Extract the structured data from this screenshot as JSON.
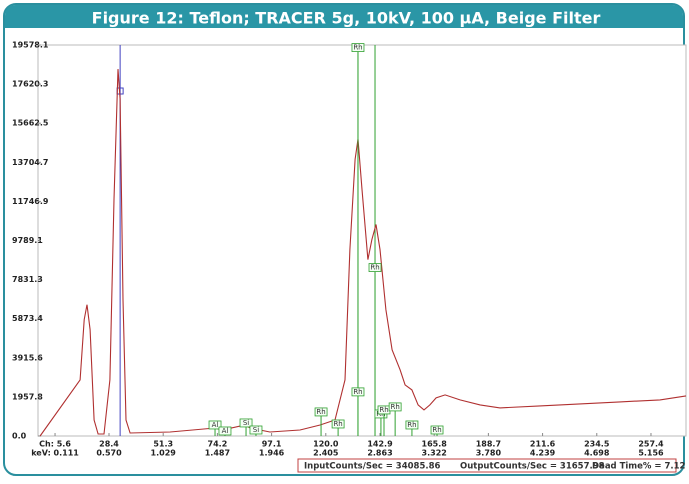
{
  "chart_data": {
    "type": "line",
    "title": "Figure 12: Teflon; TRACER 5g, 10kV, 100 µA, Beige Filter",
    "x": [
      -0.7,
      16.2,
      17.9,
      19.1,
      20.4,
      22.1,
      23.8,
      26.3,
      28.8,
      30.5,
      32.2,
      33.1,
      34.3,
      35.6,
      37.3,
      54.2,
      73.2,
      76.2,
      85.9,
      88.0,
      96.4,
      109.1,
      117.6,
      123.9,
      128.1,
      130.2,
      132.4,
      133.6,
      135.3,
      137.8,
      139.5,
      141.2,
      142.9,
      145.4,
      148.0,
      151.4,
      153.5,
      156.4,
      159.0,
      161.5,
      164.0,
      166.6,
      170.4,
      176.7,
      185.2,
      193.6,
      210.5,
      227.4,
      244.3,
      261.2,
      272.2
    ],
    "series": [
      {
        "color": "#b03030",
        "values": [
          0,
          2811,
          5823,
          6576,
          5321,
          803,
          100,
          100,
          2811,
          11847,
          18373,
          16867,
          6827,
          803,
          150,
          200,
          400,
          300,
          550,
          400,
          200,
          300,
          550,
          800,
          2811,
          9337,
          13855,
          14859,
          12349,
          8835,
          9839,
          10592,
          9337,
          6325,
          4317,
          3313,
          2560,
          2309,
          1556,
          1305,
          1556,
          1908,
          2058,
          1808,
          1556,
          1406,
          1506,
          1606,
          1707,
          1807,
          2008
        ]
      }
    ],
    "xlim": [
      -1.6,
      272.2
    ],
    "ylim": [
      0,
      19578.1
    ],
    "yticks": [
      {
        "value": 0,
        "label": "0.0"
      },
      1957.8,
      3915.6,
      5873.4,
      7831.3,
      9789.1,
      11746.9,
      13704.7,
      15662.5,
      17620.3,
      19578.1
    ],
    "xticks": [
      {
        "value": 5.6,
        "label": "Ch: 5.6"
      },
      28.4,
      51.3,
      74.2,
      97.1,
      {
        "value": 120,
        "label": "120.0"
      },
      142.9,
      165.8,
      188.7,
      211.6,
      234.5,
      257.4
    ],
    "kev_ticks": [
      {
        "value": 5.6,
        "label": "keV: 0.111"
      },
      {
        "value": 28.4,
        "label": "0.570"
      },
      {
        "value": 51.3,
        "label": "1.029"
      },
      {
        "value": 74.2,
        "label": "1.487"
      },
      {
        "value": 97.1,
        "label": "1.946"
      },
      {
        "value": 120,
        "label": "2.405"
      },
      {
        "value": 142.9,
        "label": "2.863"
      },
      {
        "value": 165.8,
        "label": "3.322"
      },
      {
        "value": 188.7,
        "label": "3.780"
      },
      {
        "value": 211.6,
        "label": "4.239"
      },
      {
        "value": 234.5,
        "label": "4.698"
      },
      {
        "value": 257.4,
        "label": "5.156"
      }
    ],
    "marker_lines": [
      {
        "x": 33.1,
        "color": "#4040c0"
      },
      {
        "x": 133.6,
        "color": "#30a030"
      },
      {
        "x": 140.8,
        "color": "#30a030"
      }
    ],
    "annotations": [
      {
        "text": "Rh",
        "x": 133.6,
        "y": 19450
      },
      {
        "text": "Rh",
        "x": 140.8,
        "y": 8434
      },
      {
        "text": "Al",
        "x": 73.2,
        "y": 552
      },
      {
        "text": "Al",
        "x": 77.4,
        "y": 251
      },
      {
        "text": "Si",
        "x": 86.3,
        "y": 653
      },
      {
        "text": "Si",
        "x": 90.5,
        "y": 301
      },
      {
        "text": "Rh",
        "x": 118.0,
        "y": 1205
      },
      {
        "text": "Rh",
        "x": 125.2,
        "y": 602
      },
      {
        "text": "Rh",
        "x": 133.6,
        "y": 2209
      },
      {
        "text": "Rh",
        "x": 143.3,
        "y": 1104
      },
      {
        "text": "Rh",
        "x": 144.6,
        "y": 1305
      },
      {
        "text": "Rh",
        "x": 149.3,
        "y": 1456
      },
      {
        "text": "Rh",
        "x": 156.4,
        "y": 552
      },
      {
        "text": "Rh",
        "x": 167.0,
        "y": 301
      }
    ],
    "footer": [
      "InputCounts/Sec = 34085.86",
      "OutputCounts/Sec = 31657.98",
      "Dead Time% = 7.12"
    ]
  }
}
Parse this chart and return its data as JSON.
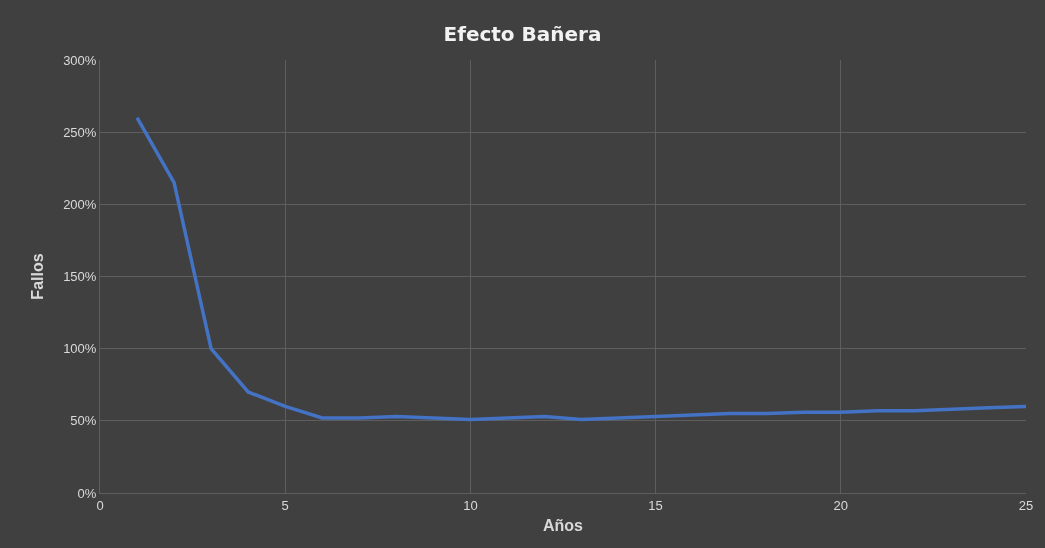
{
  "chart_data": {
    "type": "line",
    "title": "Efecto Bañera",
    "xlabel": "Años",
    "ylabel": "Fallos",
    "x": [
      1,
      2,
      3,
      4,
      5,
      6,
      7,
      8,
      9,
      10,
      11,
      12,
      13,
      14,
      15,
      16,
      17,
      18,
      19,
      20,
      21,
      22,
      23,
      24,
      25
    ],
    "series": [
      {
        "color": "#4472c4",
        "values": [
          260,
          215,
          100,
          70,
          60,
          52,
          52,
          53,
          52,
          51,
          52,
          53,
          51,
          52,
          53,
          54,
          55,
          55,
          56,
          56,
          57,
          57,
          58,
          59,
          60
        ]
      }
    ],
    "xlim": [
      0,
      25
    ],
    "xticks": [
      0,
      5,
      10,
      15,
      20,
      25
    ],
    "ylim": [
      0,
      300
    ],
    "yticks": [
      {
        "value": 0,
        "label": "0%"
      },
      {
        "value": 50,
        "label": "50%"
      },
      {
        "value": 100,
        "label": "100%"
      },
      {
        "value": 150,
        "label": "150%"
      },
      {
        "value": 200,
        "label": "200%"
      },
      {
        "value": 250,
        "label": "250%"
      },
      {
        "value": 300,
        "label": "300%"
      }
    ],
    "grid": true,
    "legend": false,
    "marker": "none",
    "line_style": "solid"
  }
}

**Written task**
Each line above is to be copied verbatim. Drop any image from the copy.

**Final answer**
Extract the structured data from this screenshot as JSON.
{
  "chart_data": {
    "type": "line",
    "title": "Figure 12: Teflon; TRACER 5g, 10kV, 100 µA, Beige Filter",
    "x": [
      -0.7,
      16.2,
      17.9,
      19.1,
      20.4,
      22.1,
      23.8,
      26.3,
      28.8,
      30.5,
      32.2,
      33.1,
      34.3,
      35.6,
      37.3,
      54.2,
      73.2,
      76.2,
      85.9,
      88.0,
      96.4,
      109.1,
      117.6,
      123.9,
      128.1,
      130.2,
      132.4,
      133.6,
      135.3,
      137.8,
      139.5,
      141.2,
      142.9,
      145.4,
      148.0,
      151.4,
      153.5,
      156.4,
      159.0,
      161.5,
      164.0,
      166.6,
      170.4,
      176.7,
      185.2,
      193.6,
      210.5,
      227.4,
      244.3,
      261.2,
      272.2
    ],
    "series": [
      {
        "color": "#b03030",
        "values": [
          0,
          2811,
          5823,
          6576,
          5321,
          803,
          100,
          100,
          2811,
          11847,
          18373,
          16867,
          6827,
          803,
          150,
          200,
          400,
          300,
          550,
          400,
          200,
          300,
          550,
          800,
          2811,
          9337,
          13855,
          14859,
          12349,
          8835,
          9839,
          10592,
          9337,
          6325,
          4317,
          3313,
          2560,
          2309,
          1556,
          1305,
          1556,
          1908,
          2058,
          1808,
          1556,
          1406,
          1506,
          1606,
          1707,
          1807,
          2008
        ]
      }
    ],
    "xlim": [
      -1.6,
      272.2
    ],
    "ylim": [
      0,
      19578.1
    ],
    "yticks": [
      {
        "value": 0,
        "label": "0.0"
      },
      1957.8,
      3915.6,
      5873.4,
      7831.3,
      9789.1,
      11746.9,
      13704.7,
      15662.5,
      17620.3,
      19578.1
    ],
    "xticks": [
      {
        "value": 5.6,
        "label": "Ch: 5.6"
      },
      28.4,
      51.3,
      74.2,
      97.1,
      {
        "value": 120,
        "label": "120.0"
      },
      142.9,
      165.8,
      188.7,
      211.6,
      234.5,
      257.4
    ],
    "kev_ticks": [
      {
        "value": 5.6,
        "label": "keV: 0.111"
      },
      {
        "value": 28.4,
        "label": "0.570"
      },
      {
        "value": 51.3,
        "label": "1.029"
      },
      {
        "value": 74.2,
        "label": "1.487"
      },
      {
        "value": 97.1,
        "label": "1.946"
      },
      {
        "value": 120,
        "label": "2.405"
      },
      {
        "value": 142.9,
        "label": "2.863"
      },
      {
        "value": 165.8,
        "label": "3.322"
      },
      {
        "value": 188.7,
        "label": "3.780"
      },
      {
        "value": 211.6,
        "label": "4.239"
      },
      {
        "value": 234.5,
        "label": "4.698"
      },
      {
        "value": 257.4,
        "label": "5.156"
      }
    ],
    "marker_lines": [
      {
        "x": 33.1,
        "color": "#4040c0"
      },
      {
        "x": 133.6,
        "color": "#30a030"
      },
      {
        "x": 140.8,
        "color": "#30a030"
      }
    ],
    "annotations": [
      {
        "text": "Rh",
        "x": 133.6,
        "y": 19450
      },
      {
        "text": "Rh",
        "x": 140.8,
        "y": 8434
      },
      {
        "text": "Al",
        "x": 73.2,
        "y": 552
      },
      {
        "text": "Al",
        "x": 77.4,
        "y": 251
      },
      {
        "text": "Si",
        "x": 86.3,
        "y": 653
      },
      {
        "text": "Si",
        "x": 90.5,
        "y": 301
      },
      {
        "text": "Rh",
        "x": 118.0,
        "y": 1205
      },
      {
        "text": "Rh",
        "x": 125.2,
        "y": 602
      },
      {
        "text": "Rh",
        "x": 133.6,
        "y": 2209
      },
      {
        "text": "Rh",
        "x": 143.3,
        "y": 1104
      },
      {
        "text": "Rh",
        "x": 144.6,
        "y": 1305
      },
      {
        "text": "Rh",
        "x": 149.3,
        "y": 1456
      },
      {
        "text": "Rh",
        "x": 156.4,
        "y": 552
      },
      {
        "text": "Rh",
        "x": 167.0,
        "y": 301
      }
    ],
    "footer": [
      "InputCounts/Sec = 34085.86",
      "OutputCounts/Sec = 31657.98",
      "Dead Time% = 7.12"
    ]
  }
}
Parse this chart and return its data as JSON.
{
  "chart_data": {
    "type": "line",
    "title": "Efecto Bañera",
    "xlabel": "Años",
    "ylabel": "Fallos",
    "x": [
      1,
      2,
      3,
      4,
      5,
      6,
      7,
      8,
      9,
      10,
      11,
      12,
      13,
      14,
      15,
      16,
      17,
      18,
      19,
      20,
      21,
      22,
      23,
      24,
      25
    ],
    "series": [
      {
        "color": "#4472c4",
        "values": [
          260,
          215,
          100,
          70,
          60,
          52,
          52,
          53,
          52,
          51,
          52,
          53,
          51,
          52,
          53,
          54,
          55,
          55,
          56,
          56,
          57,
          57,
          58,
          59,
          60
        ]
      }
    ],
    "xlim": [
      0,
      25
    ],
    "xticks": [
      0,
      5,
      10,
      15,
      20,
      25
    ],
    "ylim": [
      0,
      300
    ],
    "yticks": [
      {
        "value": 0,
        "label": "0%"
      },
      {
        "value": 50,
        "label": "50%"
      },
      {
        "value": 100,
        "label": "100%"
      },
      {
        "value": 150,
        "label": "150%"
      },
      {
        "value": 200,
        "label": "200%"
      },
      {
        "value": 250,
        "label": "250%"
      },
      {
        "value": 300,
        "label": "300%"
      }
    ],
    "grid": true,
    "legend": false,
    "marker": "none",
    "line_style": "solid"
  }
}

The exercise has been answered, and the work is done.